● **The problem**
Repeat every line of the material, character for character.

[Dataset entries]

start

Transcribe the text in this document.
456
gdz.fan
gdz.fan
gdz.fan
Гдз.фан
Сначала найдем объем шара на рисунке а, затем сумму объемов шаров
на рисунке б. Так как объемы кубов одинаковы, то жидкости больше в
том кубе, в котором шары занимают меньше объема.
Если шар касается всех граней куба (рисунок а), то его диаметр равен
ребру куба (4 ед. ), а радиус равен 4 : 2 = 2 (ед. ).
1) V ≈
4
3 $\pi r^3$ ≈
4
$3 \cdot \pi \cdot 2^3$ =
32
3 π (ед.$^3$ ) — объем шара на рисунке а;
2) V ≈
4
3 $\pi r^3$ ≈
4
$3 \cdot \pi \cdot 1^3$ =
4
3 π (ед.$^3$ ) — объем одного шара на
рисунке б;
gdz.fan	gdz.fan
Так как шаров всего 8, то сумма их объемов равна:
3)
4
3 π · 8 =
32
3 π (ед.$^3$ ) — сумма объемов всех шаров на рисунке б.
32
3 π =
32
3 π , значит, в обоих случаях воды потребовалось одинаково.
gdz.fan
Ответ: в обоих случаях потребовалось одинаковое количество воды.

end

● **Completed exercise**
Transcribe the text in this document.
456
gdz.fan
gdz.fan
gdz.fan
Гдз.фан
Сначала найдем объем шара на рисунке а, затем сумму объемов шаров
на рисунке б. Так как объемы кубов одинаковы, то жидкости больше в
том кубе, в котором шары занимают меньше объема.
Если шар касается всех граней куба (рисунок а), то его диаметр равен
ребру куба (4 ед. ), а радиус равен 4 : 2 = 2 (ед. ).
1) V ≈
4
3 $\pi r^3$ ≈
4
$3 \cdot \pi \cdot 2^3$ =
32
3 π (ед.$^3$ ) — объем шара на рисунке а;
2) V ≈
4
3 $\pi r^3$ ≈
4
$3 \cdot \pi \cdot 1^3$ =
4
3 π (ед.$^3$ ) — объем одного шара на
рисунке б;
gdz.fan	gdz.fan
Так как шаров всего 8, то сумма их объемов равна:
3)
4
3 π · 8 =
32
3 π (ед.$^3$ ) — сумма объемов всех шаров на рисунке б.
32
3 π =
32
3 π , значит, в обоих случаях воды потребовалось одинаково.
gdz.fan
Ответ: в обоих случаях потребовалось одинаковое количество воды.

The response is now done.